### Stated problem
Pick out each line in these entries that contains the string "tương".

### Data section
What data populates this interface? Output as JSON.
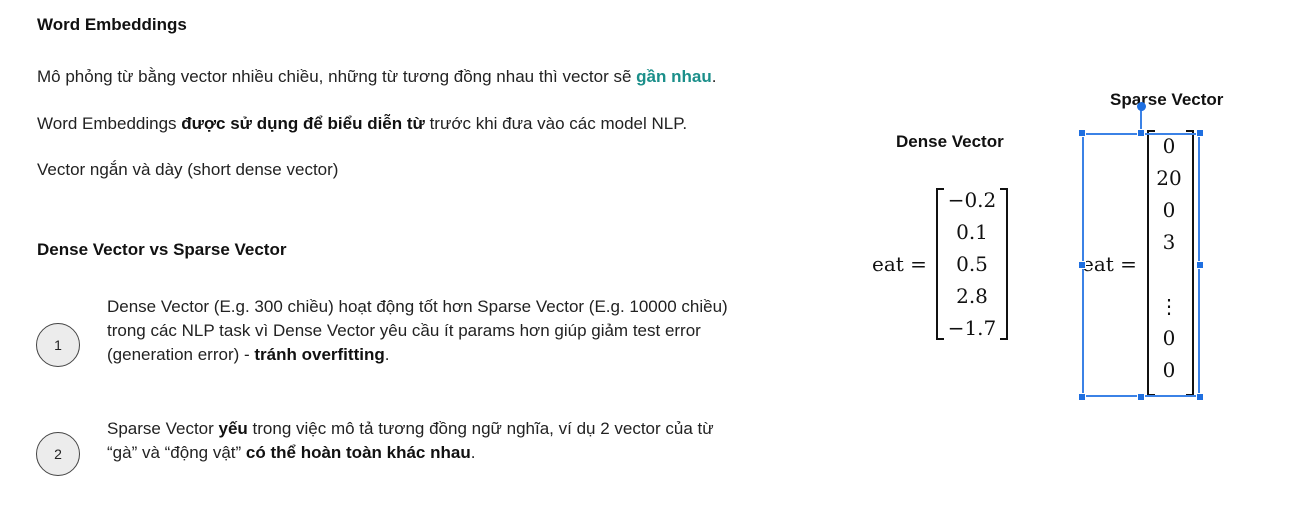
{
  "section1": {
    "title": "Word Embeddings",
    "line1_prefix": "Mô phỏng từ bằng vector nhiều chiều, những từ tương đồng nhau thì vector sẽ ",
    "line1_highlight": "gần nhau",
    "line1_suffix": ".",
    "line2_prefix": "Word Embeddings ",
    "line2_bold": "được sử dụng để biểu diễn từ",
    "line2_suffix": " trước khi đưa vào các model NLP.",
    "line3": "Vector ngắn và dày (short dense vector)"
  },
  "section2": {
    "title": "Dense Vector vs Sparse Vector",
    "items": [
      {
        "number": "1",
        "text_prefix": "Dense Vector (E.g. 300 chiều) hoạt động tốt hơn Sparse Vector (E.g. 10000 chiều) trong các NLP task vì Dense Vector yêu cầu ít params hơn giúp giảm test error (generation error) - ",
        "text_bold": "tránh overfitting",
        "text_suffix": "."
      },
      {
        "number": "2",
        "text_prefix": "Sparse Vector ",
        "text_bold": "yếu",
        "text_mid": " trong việc mô tả tương đồng ngữ nghĩa, ví dụ 2 vector của từ “gà” và “động vật” ",
        "text_bold2": "có thể hoàn toàn khác nhau",
        "text_suffix": "."
      }
    ]
  },
  "dense": {
    "title": "Dense Vector",
    "lhs": "eat =",
    "values": [
      "−0.2",
      "0.1",
      "0.5",
      "2.8",
      "−1.7"
    ]
  },
  "sparse": {
    "title": "Sparse Vector",
    "lhs": "eat =",
    "values": [
      "0",
      "20",
      "0",
      "3",
      "",
      "⋮",
      "0",
      "0"
    ]
  },
  "colors": {
    "accent": "#1b8f8a",
    "selection": "#3b82e6"
  }
}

### In response
    "line1_prefix": "Mô phỏng từ bằng vector nhiều chiều, những từ tương đồng nhau thì vector sẽ ",
        "text_mid": " trong việc mô tả tương đồng ngữ nghĩa, ví dụ 2 vector của từ “gà” và “động vật” ",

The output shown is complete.